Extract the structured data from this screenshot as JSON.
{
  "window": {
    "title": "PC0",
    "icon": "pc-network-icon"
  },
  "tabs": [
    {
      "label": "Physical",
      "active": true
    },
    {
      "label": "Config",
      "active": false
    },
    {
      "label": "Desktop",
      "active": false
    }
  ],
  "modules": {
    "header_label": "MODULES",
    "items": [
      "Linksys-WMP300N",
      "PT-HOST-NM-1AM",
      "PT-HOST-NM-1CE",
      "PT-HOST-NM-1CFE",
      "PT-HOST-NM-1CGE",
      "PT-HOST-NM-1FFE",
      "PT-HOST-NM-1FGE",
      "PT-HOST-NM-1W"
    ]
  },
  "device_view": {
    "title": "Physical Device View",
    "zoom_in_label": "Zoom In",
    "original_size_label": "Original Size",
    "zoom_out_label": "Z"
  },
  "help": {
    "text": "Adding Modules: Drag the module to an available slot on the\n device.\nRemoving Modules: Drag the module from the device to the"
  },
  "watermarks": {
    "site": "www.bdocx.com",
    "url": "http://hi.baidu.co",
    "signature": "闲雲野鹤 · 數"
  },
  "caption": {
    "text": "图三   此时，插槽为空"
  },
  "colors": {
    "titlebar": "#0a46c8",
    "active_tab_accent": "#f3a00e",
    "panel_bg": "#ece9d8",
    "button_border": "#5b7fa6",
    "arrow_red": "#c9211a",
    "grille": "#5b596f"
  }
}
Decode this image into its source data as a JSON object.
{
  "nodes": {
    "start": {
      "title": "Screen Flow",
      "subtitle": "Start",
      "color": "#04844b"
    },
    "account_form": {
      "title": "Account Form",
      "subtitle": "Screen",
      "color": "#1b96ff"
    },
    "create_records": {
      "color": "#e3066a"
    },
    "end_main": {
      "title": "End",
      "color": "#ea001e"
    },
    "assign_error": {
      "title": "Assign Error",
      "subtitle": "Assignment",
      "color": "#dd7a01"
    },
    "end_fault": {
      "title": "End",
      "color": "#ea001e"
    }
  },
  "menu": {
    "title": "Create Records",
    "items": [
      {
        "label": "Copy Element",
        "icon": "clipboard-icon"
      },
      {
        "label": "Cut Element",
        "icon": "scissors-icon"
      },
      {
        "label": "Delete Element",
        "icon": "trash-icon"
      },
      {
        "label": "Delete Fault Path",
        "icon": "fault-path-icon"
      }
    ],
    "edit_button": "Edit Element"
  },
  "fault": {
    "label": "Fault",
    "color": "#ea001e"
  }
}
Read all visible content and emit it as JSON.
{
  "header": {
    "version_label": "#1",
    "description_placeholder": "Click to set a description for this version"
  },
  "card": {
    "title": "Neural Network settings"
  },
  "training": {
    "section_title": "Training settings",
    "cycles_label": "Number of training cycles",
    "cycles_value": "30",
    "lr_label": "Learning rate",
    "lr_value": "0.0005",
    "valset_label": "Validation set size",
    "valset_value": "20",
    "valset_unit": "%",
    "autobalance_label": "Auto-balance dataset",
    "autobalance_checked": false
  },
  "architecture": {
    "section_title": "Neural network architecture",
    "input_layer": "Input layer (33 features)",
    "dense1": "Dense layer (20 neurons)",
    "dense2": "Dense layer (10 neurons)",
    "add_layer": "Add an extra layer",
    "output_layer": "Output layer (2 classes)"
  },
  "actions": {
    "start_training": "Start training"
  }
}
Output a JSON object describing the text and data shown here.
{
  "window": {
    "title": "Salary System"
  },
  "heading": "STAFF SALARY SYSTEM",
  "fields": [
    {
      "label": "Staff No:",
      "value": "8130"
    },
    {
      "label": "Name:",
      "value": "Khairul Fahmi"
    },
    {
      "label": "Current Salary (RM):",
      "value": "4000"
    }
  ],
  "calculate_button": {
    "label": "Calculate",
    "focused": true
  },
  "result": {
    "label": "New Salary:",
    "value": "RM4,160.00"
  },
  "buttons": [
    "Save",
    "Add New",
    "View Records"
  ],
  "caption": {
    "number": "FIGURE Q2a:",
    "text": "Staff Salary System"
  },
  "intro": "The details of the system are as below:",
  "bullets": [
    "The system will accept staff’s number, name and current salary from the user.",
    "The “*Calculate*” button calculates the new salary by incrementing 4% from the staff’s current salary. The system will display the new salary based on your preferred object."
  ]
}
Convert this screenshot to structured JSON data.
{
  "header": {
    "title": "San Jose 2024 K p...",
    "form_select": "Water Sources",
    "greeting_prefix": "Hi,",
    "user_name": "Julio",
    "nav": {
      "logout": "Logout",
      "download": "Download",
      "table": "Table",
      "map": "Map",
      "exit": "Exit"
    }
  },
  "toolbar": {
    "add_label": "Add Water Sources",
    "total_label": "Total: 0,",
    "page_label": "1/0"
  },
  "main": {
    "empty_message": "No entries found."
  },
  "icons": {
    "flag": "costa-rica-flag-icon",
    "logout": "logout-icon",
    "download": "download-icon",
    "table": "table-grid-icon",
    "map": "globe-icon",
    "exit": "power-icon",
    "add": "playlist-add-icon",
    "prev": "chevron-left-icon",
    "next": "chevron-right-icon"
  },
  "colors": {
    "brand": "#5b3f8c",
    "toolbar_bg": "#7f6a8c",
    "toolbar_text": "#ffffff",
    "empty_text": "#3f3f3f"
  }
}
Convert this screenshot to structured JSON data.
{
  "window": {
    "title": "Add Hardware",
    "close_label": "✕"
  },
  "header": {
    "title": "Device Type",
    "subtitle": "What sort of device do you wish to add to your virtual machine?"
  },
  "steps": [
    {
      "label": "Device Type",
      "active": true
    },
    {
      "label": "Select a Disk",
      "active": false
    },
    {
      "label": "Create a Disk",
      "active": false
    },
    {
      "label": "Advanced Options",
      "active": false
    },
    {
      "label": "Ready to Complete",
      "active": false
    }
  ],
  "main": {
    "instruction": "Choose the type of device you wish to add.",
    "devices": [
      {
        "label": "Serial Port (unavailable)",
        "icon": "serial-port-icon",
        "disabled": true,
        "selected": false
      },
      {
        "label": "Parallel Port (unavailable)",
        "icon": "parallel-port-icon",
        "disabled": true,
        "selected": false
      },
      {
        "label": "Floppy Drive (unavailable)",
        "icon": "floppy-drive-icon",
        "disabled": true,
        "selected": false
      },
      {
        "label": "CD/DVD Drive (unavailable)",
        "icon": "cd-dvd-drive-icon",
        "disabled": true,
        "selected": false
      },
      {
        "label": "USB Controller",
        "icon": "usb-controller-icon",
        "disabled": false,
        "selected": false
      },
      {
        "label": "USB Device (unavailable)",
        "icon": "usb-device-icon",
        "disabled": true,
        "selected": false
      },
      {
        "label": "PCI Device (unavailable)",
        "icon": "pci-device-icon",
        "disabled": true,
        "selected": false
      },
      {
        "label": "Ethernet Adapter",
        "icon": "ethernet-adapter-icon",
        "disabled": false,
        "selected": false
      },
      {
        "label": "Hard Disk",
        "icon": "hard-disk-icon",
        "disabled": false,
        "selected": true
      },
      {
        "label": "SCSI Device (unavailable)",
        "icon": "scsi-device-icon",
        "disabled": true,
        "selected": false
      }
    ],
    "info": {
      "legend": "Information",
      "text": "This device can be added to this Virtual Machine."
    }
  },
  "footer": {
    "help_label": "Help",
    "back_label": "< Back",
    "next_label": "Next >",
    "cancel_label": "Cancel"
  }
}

____________________

- AIM OF THE TASK
Return all of the above records exactly, leaving no line out.

- FULL RESPONSE
Extract the structured data from this screenshot as JSON.
{
  "window": {
    "title": "PC0",
    "icon": "pc-network-icon"
  },
  "tabs": [
    {
      "label": "Physical",
      "active": true
    },
    {
      "label": "Config",
      "active": false
    },
    {
      "label": "Desktop",
      "active": false
    }
  ],
  "modules": {
    "header_label": "MODULES",
    "items": [
      "Linksys-WMP300N",
      "PT-HOST-NM-1AM",
      "PT-HOST-NM-1CE",
      "PT-HOST-NM-1CFE",
      "PT-HOST-NM-1CGE",
      "PT-HOST-NM-1FFE",
      "PT-HOST-NM-1FGE",
      "PT-HOST-NM-1W"
    ]
  },
  "device_view": {
    "title": "Physical Device View",
    "zoom_in_label": "Zoom In",
    "original_size_label": "Original Size",
    "zoom_out_label": "Z"
  },
  "help": {
    "text": "Adding Modules: Drag the module to an available slot on the\n device.\nRemoving Modules: Drag the module from the device to the"
  },
  "watermarks": {
    "site": "www.bdocx.com",
    "url": "http://hi.baidu.co",
    "signature": "闲雲野鹤 · 數"
  },
  "caption": {
    "text": "图三   此时，插槽为空"
  },
  "colors": {
    "titlebar": "#0a46c8",
    "active_tab_accent": "#f3a00e",
    "panel_bg": "#ece9d8",
    "button_border": "#5b7fa6",
    "arrow_red": "#c9211a",
    "grille": "#5b596f"
  }
}
Decode this image into its source data as a JSON object.
{
  "nodes": {
    "start": {
      "title": "Screen Flow",
      "subtitle": "Start",
      "color": "#04844b"
    },
    "account_form": {
      "title": "Account Form",
      "subtitle": "Screen",
      "color": "#1b96ff"
    },
    "create_records": {
      "color": "#e3066a"
    },
    "end_main": {
      "title": "End",
      "color": "#ea001e"
    },
    "assign_error": {
      "title": "Assign Error",
      "subtitle": "Assignment",
      "color": "#dd7a01"
    },
    "end_fault": {
      "title": "End",
      "color": "#ea001e"
    }
  },
  "menu": {
    "title": "Create Records",
    "items": [
      {
        "label": "Copy Element",
        "icon": "clipboard-icon"
      },
      {
        "label": "Cut Element",
        "icon": "scissors-icon"
      },
      {
        "label": "Delete Element",
        "icon": "trash-icon"
      },
      {
        "label": "Delete Fault Path",
        "icon": "fault-path-icon"
      }
    ],
    "edit_button": "Edit Element"
  },
  "fault": {
    "label": "Fault",
    "color": "#ea001e"
  }
}
Read all visible content and emit it as JSON.
{
  "header": {
    "version_label": "#1",
    "description_placeholder": "Click to set a description for this version"
  },
  "card": {
    "title": "Neural Network settings"
  },
  "training": {
    "section_title": "Training settings",
    "cycles_label": "Number of training cycles",
    "cycles_value": "30",
    "lr_label": "Learning rate",
    "lr_value": "0.0005",
    "valset_label": "Validation set size",
    "valset_value": "20",
    "valset_unit": "%",
    "autobalance_label": "Auto-balance dataset",
    "autobalance_checked": false
  },
  "architecture": {
    "section_title": "Neural network architecture",
    "input_layer": "Input layer (33 features)",
    "dense1": "Dense layer (20 neurons)",
    "dense2": "Dense layer (10 neurons)",
    "add_layer": "Add an extra layer",
    "output_layer": "Output layer (2 classes)"
  },
  "actions": {
    "start_training": "Start training"
  }
}
Output a JSON object describing the text and data shown here.
{
  "window": {
    "title": "Salary System"
  },
  "heading": "STAFF SALARY SYSTEM",
  "fields": [
    {
      "label": "Staff No:",
      "value": "8130"
    },
    {
      "label": "Name:",
      "value": "Khairul Fahmi"
    },
    {
      "label": "Current Salary (RM):",
      "value": "4000"
    }
  ],
  "calculate_button": {
    "label": "Calculate",
    "focused": true
  },
  "result": {
    "label": "New Salary:",
    "value": "RM4,160.00"
  },
  "buttons": [
    "Save",
    "Add New",
    "View Records"
  ],
  "caption": {
    "number": "FIGURE Q2a:",
    "text": "Staff Salary System"
  },
  "intro": "The details of the system are as below:",
  "bullets": [
    "The system will accept staff’s number, name and current salary from the user.",
    "The “*Calculate*” button calculates the new salary by incrementing 4% from the staff’s current salary. The system will display the new salary based on your preferred object."
  ]
}
Convert this screenshot to structured JSON data.
{
  "header": {
    "title": "San Jose 2024 K p...",
    "form_select": "Water Sources",
    "greeting_prefix": "Hi,",
    "user_name": "Julio",
    "nav": {
      "logout": "Logout",
      "download": "Download",
      "table": "Table",
      "map": "Map",
      "exit": "Exit"
    }
  },
  "toolbar": {
    "add_label": "Add Water Sources",
    "total_label": "Total: 0,",
    "page_label": "1/0"
  },
  "main": {
    "empty_message": "No entries found."
  },
  "icons": {
    "flag": "costa-rica-flag-icon",
    "logout": "logout-icon",
    "download": "download-icon",
    "table": "table-grid-icon",
    "map": "globe-icon",
    "exit": "power-icon",
    "add": "playlist-add-icon",
    "prev": "chevron-left-icon",
    "next": "chevron-right-icon"
  },
  "colors": {
    "brand": "#5b3f8c",
    "toolbar_bg": "#7f6a8c",
    "toolbar_text": "#ffffff",
    "empty_text": "#3f3f3f"
  }
}
Convert this screenshot to structured JSON data.
{
  "window": {
    "title": "Add Hardware",
    "close_label": "✕"
  },
  "header": {
    "title": "Device Type",
    "subtitle": "What sort of device do you wish to add to your virtual machine?"
  },
  "steps": [
    {
      "label": "Device Type",
      "active": true
    },
    {
      "label": "Select a Disk",
      "active": false
    },
    {
      "label": "Create a Disk",
      "active": false
    },
    {
      "label": "Advanced Options",
      "active": false
    },
    {
      "label": "Ready to Complete",
      "active": false
    }
  ],
  "main": {
    "instruction": "Choose the type of device you wish to add.",
    "devices": [
      {
        "label": "Serial Port (unavailable)",
        "icon": "serial-port-icon",
        "disabled": true,
        "selected": false
      },
      {
        "label": "Parallel Port (unavailable)",
        "icon": "parallel-port-icon",
        "disabled": true,
        "selected": false
      },
      {
        "label": "Floppy Drive (unavailable)",
        "icon": "floppy-drive-icon",
        "disabled": true,
        "selected": false
      },
      {
        "label": "CD/DVD Drive (unavailable)",
        "icon": "cd-dvd-drive-icon",
        "disabled": true,
        "selected": false
      },
      {
        "label": "USB Controller",
        "icon": "usb-controller-icon",
        "disabled": false,
        "selected": false
      },
      {
        "label": "USB Device (unavailable)",
        "icon": "usb-device-icon",
        "disabled": true,
        "selected": false
      },
      {
        "label": "PCI Device (unavailable)",
        "icon": "pci-device-icon",
        "disabled": true,
        "selected": false
      },
      {
        "label": "Ethernet Adapter",
        "icon": "ethernet-adapter-icon",
        "disabled": false,
        "selected": false
      },
      {
        "label": "Hard Disk",
        "icon": "hard-disk-icon",
        "disabled": false,
        "selected": true
      },
      {
        "label": "SCSI Device (unavailable)",
        "icon": "scsi-device-icon",
        "disabled": true,
        "selected": false
      }
    ],
    "info": {
      "legend": "Information",
      "text": "This device can be added to this Virtual Machine."
    }
  },
  "footer": {
    "help_label": "Help",
    "back_label": "< Back",
    "next_label": "Next >",
    "cancel_label": "Cancel"
  }
}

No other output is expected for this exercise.